» **Task description**:
The answer must consist of every record below, reproduced exactly.

┌────────

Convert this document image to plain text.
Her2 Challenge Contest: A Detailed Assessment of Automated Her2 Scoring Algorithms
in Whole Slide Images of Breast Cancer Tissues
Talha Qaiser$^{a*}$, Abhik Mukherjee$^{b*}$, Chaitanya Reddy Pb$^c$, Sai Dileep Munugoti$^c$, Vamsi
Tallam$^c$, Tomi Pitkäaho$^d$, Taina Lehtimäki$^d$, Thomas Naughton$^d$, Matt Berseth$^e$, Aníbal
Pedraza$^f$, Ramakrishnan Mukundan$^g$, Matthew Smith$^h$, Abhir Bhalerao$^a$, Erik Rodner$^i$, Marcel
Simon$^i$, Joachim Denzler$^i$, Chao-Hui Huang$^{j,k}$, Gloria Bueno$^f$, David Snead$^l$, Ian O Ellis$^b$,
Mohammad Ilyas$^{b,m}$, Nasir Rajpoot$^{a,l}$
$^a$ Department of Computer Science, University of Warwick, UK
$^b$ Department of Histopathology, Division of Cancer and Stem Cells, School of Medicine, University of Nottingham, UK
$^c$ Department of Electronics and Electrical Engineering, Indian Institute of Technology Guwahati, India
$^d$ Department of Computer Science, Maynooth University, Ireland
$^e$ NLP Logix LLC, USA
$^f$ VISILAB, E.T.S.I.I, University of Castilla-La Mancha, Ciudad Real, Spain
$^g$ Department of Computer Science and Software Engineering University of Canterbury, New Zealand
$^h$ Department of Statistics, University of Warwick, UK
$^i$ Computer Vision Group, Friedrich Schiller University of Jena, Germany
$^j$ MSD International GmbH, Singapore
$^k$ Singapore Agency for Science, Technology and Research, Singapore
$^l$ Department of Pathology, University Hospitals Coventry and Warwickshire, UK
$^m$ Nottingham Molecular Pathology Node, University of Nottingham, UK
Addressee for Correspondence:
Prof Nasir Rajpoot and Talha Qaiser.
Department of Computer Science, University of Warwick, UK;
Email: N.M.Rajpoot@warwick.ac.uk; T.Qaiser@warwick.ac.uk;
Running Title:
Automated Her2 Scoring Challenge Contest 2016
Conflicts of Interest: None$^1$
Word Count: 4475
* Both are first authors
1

└────────

» **Result**:
Convert this document image to plain text.
Her2 Challenge Contest: A Detailed Assessment of Automated Her2 Scoring Algorithms
in Whole Slide Images of Breast Cancer Tissues
Talha Qaiser$^{a*}$, Abhik Mukherjee$^{b*}$, Chaitanya Reddy Pb$^c$, Sai Dileep Munugoti$^c$, Vamsi
Tallam$^c$, Tomi Pitkäaho$^d$, Taina Lehtimäki$^d$, Thomas Naughton$^d$, Matt Berseth$^e$, Aníbal
Pedraza$^f$, Ramakrishnan Mukundan$^g$, Matthew Smith$^h$, Abhir Bhalerao$^a$, Erik Rodner$^i$, Marcel
Simon$^i$, Joachim Denzler$^i$, Chao-Hui Huang$^{j,k}$, Gloria Bueno$^f$, David Snead$^l$, Ian O Ellis$^b$,
Mohammad Ilyas$^{b,m}$, Nasir Rajpoot$^{a,l}$
$^a$ Department of Computer Science, University of Warwick, UK
$^b$ Department of Histopathology, Division of Cancer and Stem Cells, School of Medicine, University of Nottingham, UK
$^c$ Department of Electronics and Electrical Engineering, Indian Institute of Technology Guwahati, India
$^d$ Department of Computer Science, Maynooth University, Ireland
$^e$ NLP Logix LLC, USA
$^f$ VISILAB, E.T.S.I.I, University of Castilla-La Mancha, Ciudad Real, Spain
$^g$ Department of Computer Science and Software Engineering University of Canterbury, New Zealand
$^h$ Department of Statistics, University of Warwick, UK
$^i$ Computer Vision Group, Friedrich Schiller University of Jena, Germany
$^j$ MSD International GmbH, Singapore
$^k$ Singapore Agency for Science, Technology and Research, Singapore
$^l$ Department of Pathology, University Hospitals Coventry and Warwickshire, UK
$^m$ Nottingham Molecular Pathology Node, University of Nottingham, UK
Addressee for Correspondence:
Prof Nasir Rajpoot and Talha Qaiser.
Department of Computer Science, University of Warwick, UK;
Email: N.M.Rajpoot@warwick.ac.uk; T.Qaiser@warwick.ac.uk;
Running Title:
Automated Her2 Scoring Challenge Contest 2016
Conflicts of Interest: None$^1$
Word Count: 4475
* Both are first authors
1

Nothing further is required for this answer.